▸ **SUPPLIED DATA**
--------

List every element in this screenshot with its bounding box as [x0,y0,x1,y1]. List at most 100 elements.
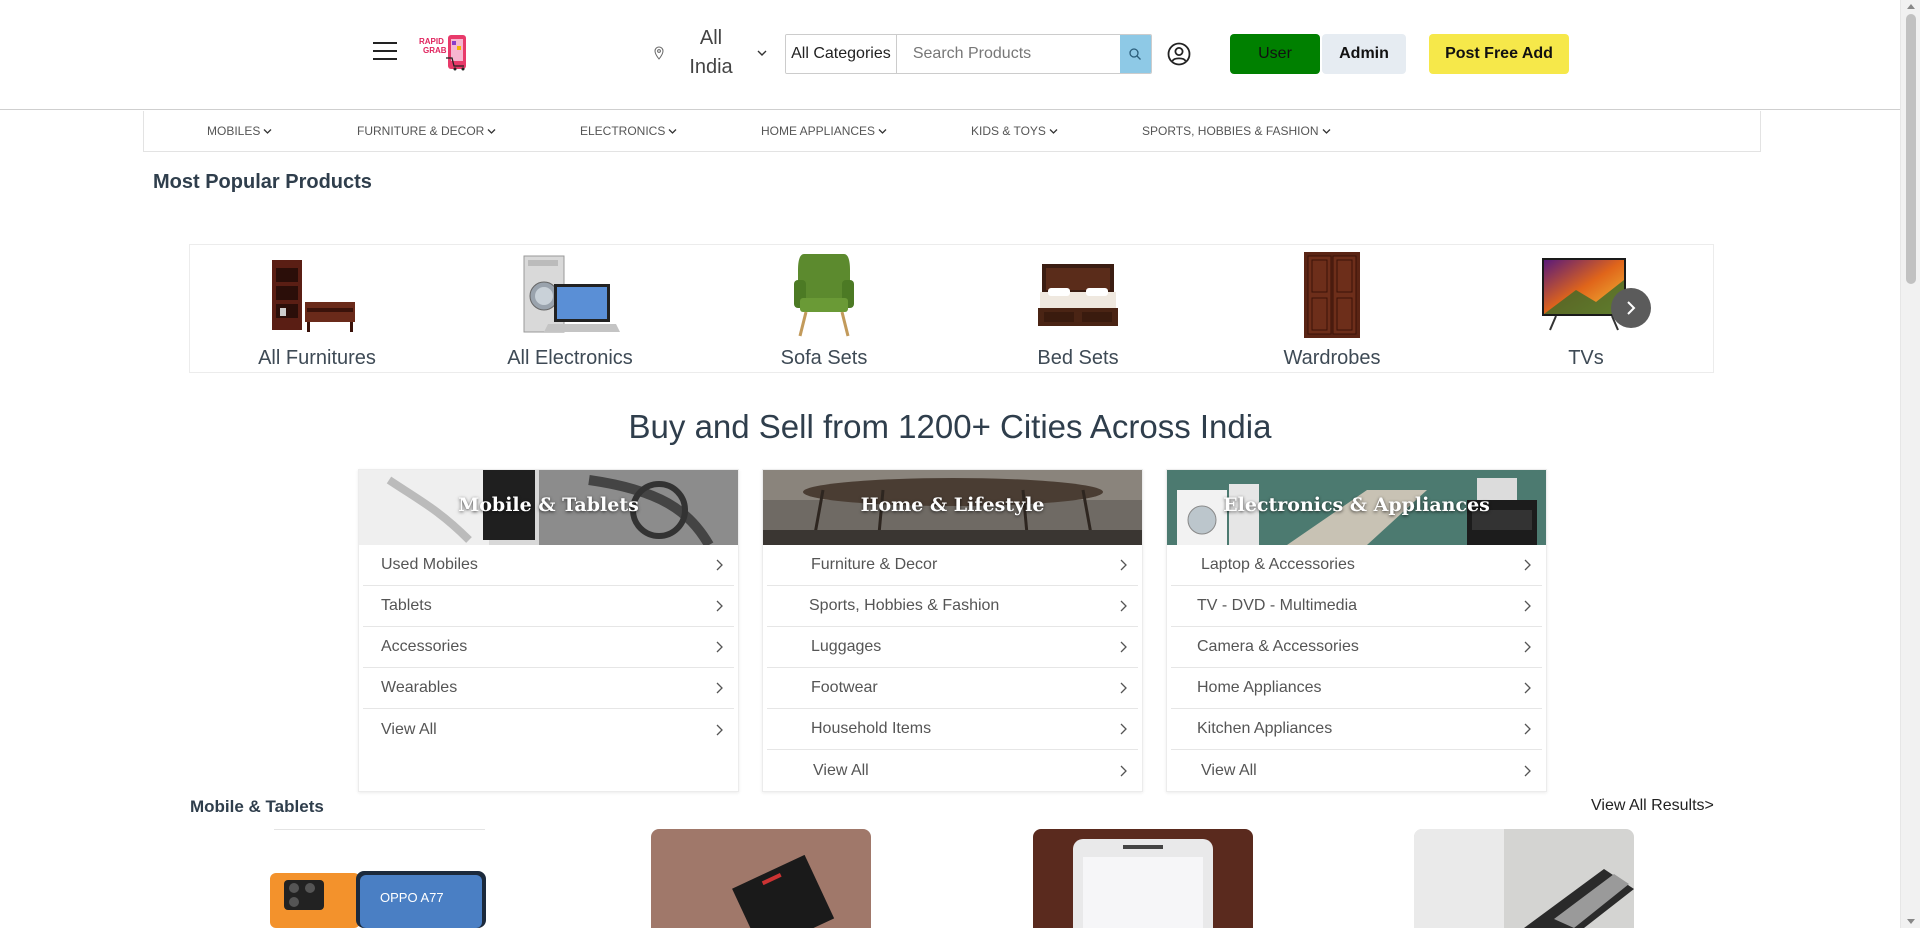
chevron-right-icon [1627,301,1636,315]
location-pin-icon [654,46,664,60]
location-selector[interactable]: All India [683,24,739,82]
card-link-view-all[interactable]: View All [1171,750,1542,791]
chevron-right-icon [1524,600,1531,612]
chevron-right-icon [716,559,723,571]
chevron-down-icon [263,128,272,134]
product-photo [1414,829,1634,928]
card-title: Home & Lifestyle [860,494,1045,516]
card-link-label: Sports, Hobbies & Fashion [809,597,1000,614]
nav-item-kids-toys[interactable]: KIDS & TOYS [971,124,1058,138]
carousel-item-furnitures[interactable]: All Furnitures [217,245,417,374]
chevron-right-icon [1524,723,1531,735]
chevron-down-icon [1049,128,1058,134]
user-button[interactable]: User [1230,34,1320,74]
carousel-item-bed-sets[interactable]: Bed Sets [978,245,1178,374]
card-link-kitchen-appliances[interactable]: Kitchen Appliances [1171,709,1542,750]
search-input[interactable] [896,35,1120,73]
carousel-item-tvs[interactable]: TVs [1486,245,1686,374]
card-link-label: Kitchen Appliances [1197,720,1333,737]
card-link-view-all[interactable]: View All [767,750,1138,791]
chevron-right-icon [1120,600,1127,612]
search-bar: All Categories [785,34,1152,74]
view-all-results-link[interactable]: View All Results> [1591,797,1714,815]
scroll-up-arrow-icon[interactable] [1907,4,1915,9]
card-link-laptop-accessories[interactable]: Laptop & Accessories [1171,545,1542,586]
furniture-image [272,260,355,332]
electronics-image [523,255,620,333]
card-link-wearables[interactable]: Wearables [363,668,734,709]
popular-products-title: Most Popular Products [153,171,372,193]
product-card-1[interactable]: OPPO A77 [270,868,490,928]
card-link-sports-fashion[interactable]: Sports, Hobbies & Fashion [767,586,1138,627]
chevron-right-icon [1524,559,1531,571]
product-card-3[interactable] [1033,829,1253,928]
logo-text-grab: GRAB [423,46,447,55]
chevron-right-icon [1524,641,1531,653]
carousel-item-wardrobes[interactable]: Wardrobes [1232,245,1432,374]
nav-item-mobiles[interactable]: MOBILES [207,124,272,138]
card-link-label: Laptop & Accessories [1201,556,1355,573]
card-link-camera-accessories[interactable]: Camera & Accessories [1171,627,1542,668]
product-phone-brand: OPPO A77 [380,890,444,905]
bed-image [1038,264,1118,326]
page-scrollbar[interactable] [1900,0,1920,928]
card-link-tablets[interactable]: Tablets [363,586,734,627]
card-link-label: Tablets [381,597,432,614]
card-link-home-appliances[interactable]: Home Appliances [1171,668,1542,709]
card-title: Mobile & Tablets [458,494,639,516]
card-link-household-items[interactable]: Household Items [767,709,1138,750]
card-banner: Mobile & Tablets [359,470,738,545]
chevron-down-icon [487,128,496,134]
site-logo[interactable]: RAPID GRAB [418,34,470,72]
card-link-label: Accessories [381,638,468,655]
chevron-right-icon [716,724,723,735]
card-link-label: Used Mobiles [381,556,478,573]
product-card-4[interactable] [1414,829,1634,928]
carousel-next-button[interactable] [1611,288,1651,328]
card-link-footwear[interactable]: Footwear [767,668,1138,709]
chevron-down-icon[interactable] [756,48,768,58]
card-link-label: Household Items [811,720,932,737]
nav-item-label: MOBILES [207,124,261,138]
search-button[interactable] [1119,35,1151,73]
scroll-down-arrow-icon[interactable] [1907,919,1915,924]
card-link-view-all[interactable]: View All [363,709,734,750]
card-link-label: TV - DVD - Multimedia [1197,597,1358,614]
card-link-label: Furniture & Decor [811,556,938,573]
card-link-tv-dvd-multimedia[interactable]: TV - DVD - Multimedia [1171,586,1542,627]
user-account-icon[interactable] [1167,42,1191,66]
card-link-label: Home Appliances [1197,679,1322,696]
chevron-down-icon [1322,128,1330,134]
chevron-down-icon [878,128,887,134]
category-select[interactable]: All Categories [786,35,897,73]
cities-headline: Buy and Sell from 1200+ Cities Across In… [628,408,1272,445]
post-free-ad-button[interactable]: Post Free Add [1429,34,1569,74]
section-title: Mobile & Tablets [190,797,324,816]
menu-icon[interactable] [373,42,397,62]
card-link-luggages[interactable]: Luggages [767,627,1138,668]
scrollbar-thumb[interactable] [1906,14,1916,284]
nav-item-electronics[interactable]: ELECTRONICS [580,124,677,138]
carousel-item-electronics[interactable]: All Electronics [470,245,670,374]
chevron-right-icon [1524,682,1531,694]
category-card-electronics-appliances: Electronics & Appliances Laptop & Access… [1166,469,1547,792]
card-link-label: View All [1201,761,1257,779]
card-link-label: Luggages [811,638,882,655]
admin-button[interactable]: Admin [1322,34,1406,74]
section-divider [274,829,485,830]
nav-item-furniture[interactable]: FURNITURE & DECOR [357,124,496,138]
nav-item-home-appliances[interactable]: HOME APPLIANCES [761,124,887,138]
card-link-label: View All [813,761,869,779]
product-phone-image: OPPO A77 [270,868,490,928]
popular-products-carousel: All Furnitures All Electronics Sofa Sets [189,244,1714,373]
sofa-image [794,254,854,337]
card-link-accessories[interactable]: Accessories [363,627,734,668]
chevron-right-icon [716,600,723,612]
logo-text-rapid: RAPID [419,37,444,46]
product-card-2[interactable] [651,829,871,928]
card-link-furniture-decor[interactable]: Furniture & Decor [767,545,1138,586]
nav-item-label: SPORTS, HOBBIES & FASHION [1142,124,1319,138]
carousel-item-sofa-sets[interactable]: Sofa Sets [724,245,924,374]
card-link-used-mobiles[interactable]: Used Mobiles [363,545,734,586]
nav-item-sports-fashion[interactable]: SPORTS, HOBBIES & FASHION [1142,124,1331,138]
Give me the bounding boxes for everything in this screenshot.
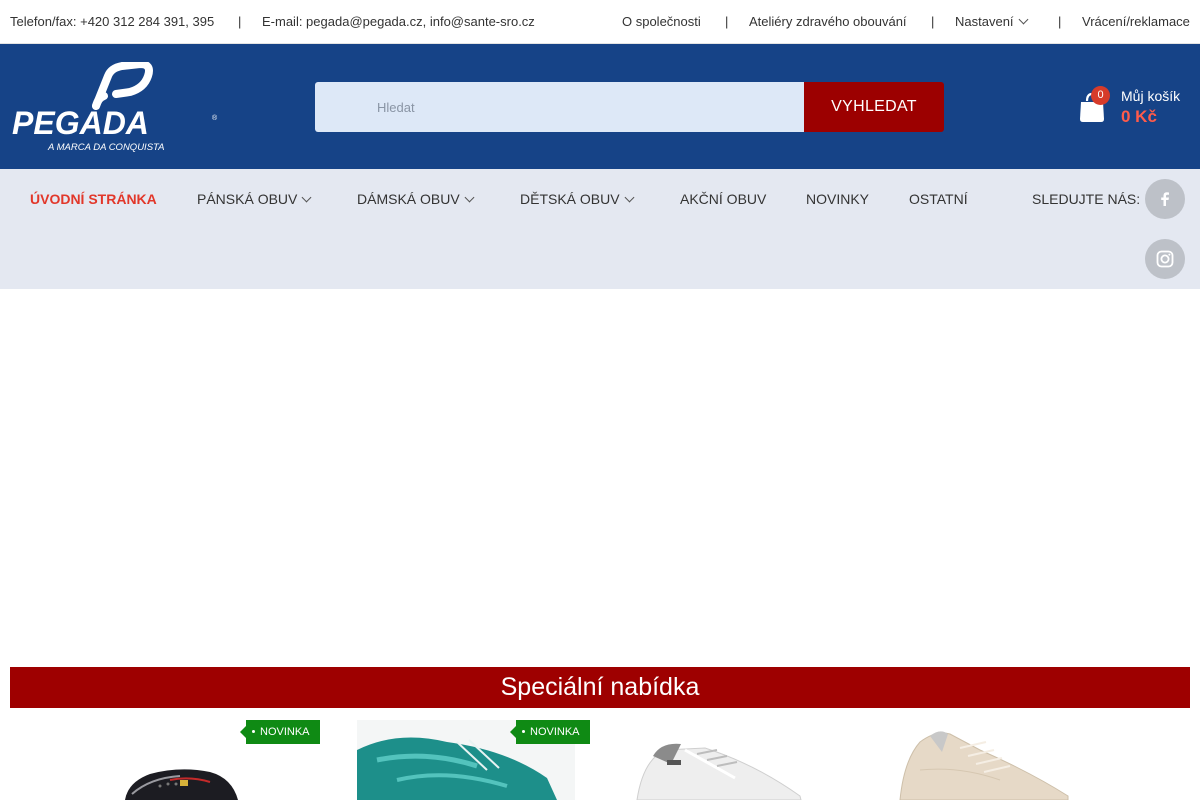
nav-item-other[interactable]: OSTATNÍ xyxy=(909,191,968,207)
pegada-logo[interactable]: PEGADA ® A MARCA DA CONQUISTA xyxy=(12,62,222,154)
top-bar: Telefon/fax: +420 312 284 391, 395 | E-m… xyxy=(0,0,1200,44)
returns-link[interactable]: Vrácení/reklamace xyxy=(1082,14,1190,29)
logo-tagline: A MARCA DA CONQUISTA xyxy=(47,142,164,153)
nav-item-men[interactable]: PÁNSKÁ OBUV xyxy=(197,191,312,207)
settings-label: Nastavení xyxy=(955,14,1014,29)
new-badge-label: NOVINKA xyxy=(260,726,310,738)
chevron-down-icon xyxy=(464,192,475,203)
special-offer-heading: Speciální nabídka xyxy=(10,667,1190,708)
chevron-down-icon xyxy=(624,192,635,203)
nav-item-label: DÁMSKÁ OBUV xyxy=(357,191,460,207)
about-link[interactable]: O společnosti xyxy=(622,14,701,29)
nav-item-label: DĚTSKÁ OBUV xyxy=(520,191,620,207)
chevron-down-icon xyxy=(1018,14,1028,25)
nav-item-label: PÁNSKÁ OBUV xyxy=(197,191,298,207)
separator: | xyxy=(1058,14,1062,29)
nav-item-sale[interactable]: AKČNÍ OBUV xyxy=(680,191,766,207)
nav-item-kids[interactable]: DĚTSKÁ OBUV xyxy=(520,191,635,207)
new-badge-label: NOVINKA xyxy=(530,726,580,738)
badge-dot xyxy=(252,730,255,733)
separator: | xyxy=(725,14,729,29)
logo-text: PEGADA xyxy=(12,105,149,141)
follow-us-label: SLEDUJTE NÁS: xyxy=(1032,191,1141,207)
facebook-icon xyxy=(1161,192,1169,206)
svg-text:®: ® xyxy=(212,114,218,122)
separator: | xyxy=(931,14,935,29)
instagram-button[interactable] xyxy=(1145,239,1185,279)
search-input[interactable] xyxy=(377,82,797,132)
product-image-beige-sneaker[interactable] xyxy=(890,720,1080,800)
cart-label[interactable]: Můj košík xyxy=(1121,88,1180,104)
settings-dropdown[interactable]: Nastavení xyxy=(955,14,1028,29)
hero-banner xyxy=(0,289,1200,659)
nav-item-home[interactable]: ÚVODNÍ STRÁNKA xyxy=(30,191,157,207)
facebook-button[interactable] xyxy=(1145,179,1185,219)
nav-item-women[interactable]: DÁMSKÁ OBUV xyxy=(357,191,475,207)
nav-item-new[interactable]: NOVINKY xyxy=(806,191,869,207)
product-image-white-sneaker[interactable] xyxy=(625,720,815,800)
main-nav: ÚVODNÍ STRÁNKA PÁNSKÁ OBUV DÁMSKÁ OBUV D… xyxy=(0,169,1200,289)
contact-phone: Telefon/fax: +420 312 284 391, 395 xyxy=(10,14,215,29)
instagram-icon xyxy=(1156,250,1174,268)
site-header: PEGADA ® A MARCA DA CONQUISTA VYHLEDAT 0… xyxy=(0,44,1200,169)
ateliers-link[interactable]: Ateliéry zdravého obouvání xyxy=(749,14,907,29)
search-button[interactable]: VYHLEDAT xyxy=(804,82,944,132)
new-badge: NOVINKA xyxy=(240,720,320,744)
chevron-down-icon xyxy=(301,192,312,203)
badge-dot xyxy=(522,730,525,733)
contact-email[interactable]: E-mail: pegada@pegada.cz, info@sante-sro… xyxy=(262,14,535,29)
new-badge: NOVINKA xyxy=(510,720,590,744)
separator: | xyxy=(238,14,242,29)
search-box xyxy=(315,82,804,132)
cart-total: 0 Kč xyxy=(1121,107,1157,126)
product-image-slipper[interactable] xyxy=(110,720,260,800)
cart-count-badge: 0 xyxy=(1091,86,1110,105)
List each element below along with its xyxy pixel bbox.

--------

▸ **WRITTEN TASK**
Retype the lines of the records, starting with the line that contains "chevron-right-icon [1627,301,1636,315]" and going on through the line that contains "chevron-down-icon [263,128,272,134]".

▸ **ANSWER**
chevron-right-icon [1627,301,1636,315]
location-pin-icon [654,46,664,60]
location-selector[interactable]: All India [683,24,739,82]
card-link-view-all[interactable]: View All [1171,750,1542,791]
chevron-right-icon [1524,600,1531,612]
chevron-right-icon [716,559,723,571]
chevron-down-icon [263,128,272,134]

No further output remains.